# START OF Data supplied

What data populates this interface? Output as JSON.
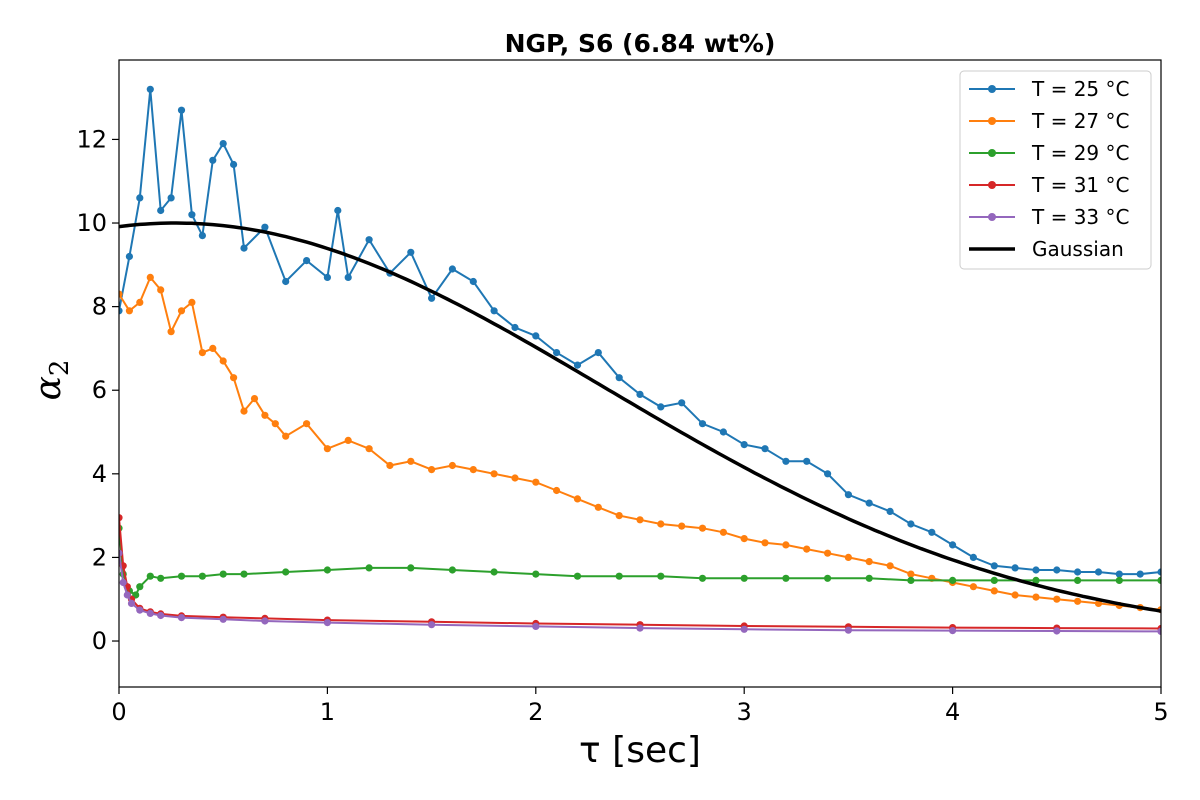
{
  "chart_data": {
    "type": "line",
    "title": "NGP, S6 (6.84 wt%)",
    "xlabel": "τ [sec]",
    "ylabel_main": "α",
    "ylabel_sub": "2",
    "xlim": [
      0,
      5
    ],
    "ylim": [
      -1.1,
      13.9
    ],
    "xticks": [
      0,
      1,
      2,
      3,
      4,
      5
    ],
    "yticks": [
      0,
      2,
      4,
      6,
      8,
      10,
      12
    ],
    "grid": false,
    "legend_position": "top-right",
    "series": [
      {
        "name": "T = 25 °C",
        "color": "#1f77b4",
        "marker": "circle",
        "x": [
          0.0,
          0.05,
          0.1,
          0.15,
          0.2,
          0.25,
          0.3,
          0.35,
          0.4,
          0.45,
          0.5,
          0.55,
          0.6,
          0.7,
          0.8,
          0.9,
          1.0,
          1.05,
          1.1,
          1.2,
          1.3,
          1.4,
          1.5,
          1.6,
          1.7,
          1.8,
          1.9,
          2.0,
          2.1,
          2.2,
          2.3,
          2.4,
          2.5,
          2.6,
          2.7,
          2.8,
          2.9,
          3.0,
          3.1,
          3.2,
          3.3,
          3.4,
          3.5,
          3.6,
          3.7,
          3.8,
          3.9,
          4.0,
          4.1,
          4.2,
          4.3,
          4.4,
          4.5,
          4.6,
          4.7,
          4.8,
          4.9,
          5.0
        ],
        "y": [
          7.9,
          9.2,
          10.6,
          13.2,
          10.3,
          10.6,
          12.7,
          10.2,
          9.7,
          11.5,
          11.9,
          11.4,
          9.4,
          9.9,
          8.6,
          9.1,
          8.7,
          10.3,
          8.7,
          9.6,
          8.8,
          9.3,
          8.2,
          8.9,
          8.6,
          7.9,
          7.5,
          7.3,
          6.9,
          6.6,
          6.9,
          6.3,
          5.9,
          5.6,
          5.7,
          5.2,
          5.0,
          4.7,
          4.6,
          4.3,
          4.3,
          4.0,
          3.5,
          3.3,
          3.1,
          2.8,
          2.6,
          2.3,
          2.0,
          1.8,
          1.75,
          1.7,
          1.7,
          1.65,
          1.65,
          1.6,
          1.6,
          1.65
        ]
      },
      {
        "name": "T = 27 °C",
        "color": "#ff7f0e",
        "marker": "circle",
        "x": [
          0.0,
          0.05,
          0.1,
          0.15,
          0.2,
          0.25,
          0.3,
          0.35,
          0.4,
          0.45,
          0.5,
          0.55,
          0.6,
          0.65,
          0.7,
          0.75,
          0.8,
          0.9,
          1.0,
          1.1,
          1.2,
          1.3,
          1.4,
          1.5,
          1.6,
          1.7,
          1.8,
          1.9,
          2.0,
          2.1,
          2.2,
          2.3,
          2.4,
          2.5,
          2.6,
          2.7,
          2.8,
          2.9,
          3.0,
          3.1,
          3.2,
          3.3,
          3.4,
          3.5,
          3.6,
          3.7,
          3.8,
          3.9,
          4.0,
          4.1,
          4.2,
          4.3,
          4.4,
          4.5,
          4.6,
          4.7,
          4.8,
          4.9,
          5.0
        ],
        "y": [
          8.3,
          7.9,
          8.1,
          8.7,
          8.4,
          7.4,
          7.9,
          8.1,
          6.9,
          7.0,
          6.7,
          6.3,
          5.5,
          5.8,
          5.4,
          5.2,
          4.9,
          5.2,
          4.6,
          4.8,
          4.6,
          4.2,
          4.3,
          4.1,
          4.2,
          4.1,
          4.0,
          3.9,
          3.8,
          3.6,
          3.4,
          3.2,
          3.0,
          2.9,
          2.8,
          2.75,
          2.7,
          2.6,
          2.45,
          2.35,
          2.3,
          2.2,
          2.1,
          2.0,
          1.9,
          1.8,
          1.6,
          1.5,
          1.4,
          1.3,
          1.2,
          1.1,
          1.05,
          1.0,
          0.95,
          0.9,
          0.85,
          0.8,
          0.75
        ]
      },
      {
        "name": "T = 29 °C",
        "color": "#2ca02c",
        "marker": "circle",
        "x": [
          0.0,
          0.02,
          0.05,
          0.08,
          0.1,
          0.15,
          0.2,
          0.3,
          0.4,
          0.5,
          0.6,
          0.8,
          1.0,
          1.2,
          1.4,
          1.6,
          1.8,
          2.0,
          2.2,
          2.4,
          2.6,
          2.8,
          3.0,
          3.2,
          3.4,
          3.6,
          3.8,
          4.0,
          4.2,
          4.4,
          4.6,
          4.8,
          5.0
        ],
        "y": [
          2.7,
          1.6,
          1.2,
          1.1,
          1.3,
          1.55,
          1.5,
          1.55,
          1.55,
          1.6,
          1.6,
          1.65,
          1.7,
          1.75,
          1.75,
          1.7,
          1.65,
          1.6,
          1.55,
          1.55,
          1.55,
          1.5,
          1.5,
          1.5,
          1.5,
          1.5,
          1.45,
          1.45,
          1.45,
          1.45,
          1.45,
          1.45,
          1.45
        ]
      },
      {
        "name": "T = 31 °C",
        "color": "#d62728",
        "marker": "circle",
        "x": [
          0.0,
          0.02,
          0.04,
          0.06,
          0.1,
          0.15,
          0.2,
          0.3,
          0.5,
          0.7,
          1.0,
          1.5,
          2.0,
          2.5,
          3.0,
          3.5,
          4.0,
          4.5,
          5.0
        ],
        "y": [
          2.95,
          1.8,
          1.3,
          1.0,
          0.78,
          0.7,
          0.65,
          0.6,
          0.57,
          0.54,
          0.5,
          0.46,
          0.42,
          0.39,
          0.36,
          0.34,
          0.32,
          0.31,
          0.3
        ]
      },
      {
        "name": "T = 33 °C",
        "color": "#9467bd",
        "marker": "circle",
        "x": [
          0.0,
          0.02,
          0.04,
          0.06,
          0.1,
          0.15,
          0.2,
          0.3,
          0.5,
          0.7,
          1.0,
          1.5,
          2.0,
          2.5,
          3.0,
          3.5,
          4.0,
          4.5,
          5.0
        ],
        "y": [
          2.1,
          1.4,
          1.1,
          0.9,
          0.74,
          0.66,
          0.61,
          0.56,
          0.52,
          0.48,
          0.44,
          0.39,
          0.35,
          0.31,
          0.28,
          0.26,
          0.25,
          0.24,
          0.23
        ]
      },
      {
        "name": "Gaussian",
        "color": "#000000",
        "marker": "none",
        "model": {
          "amplitude": 10.0,
          "center": 0.27,
          "sigma": 2.06
        }
      }
    ]
  }
}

# END OF Data supplied

### Written request
Report all lines of the data that include the word "color".

### Answer below
        "color": "#1f77b4",
        "color": "#ff7f0e",
        "color": "#2ca02c",
        "color": "#d62728",
        "color": "#9467bd",
        "color": "#000000",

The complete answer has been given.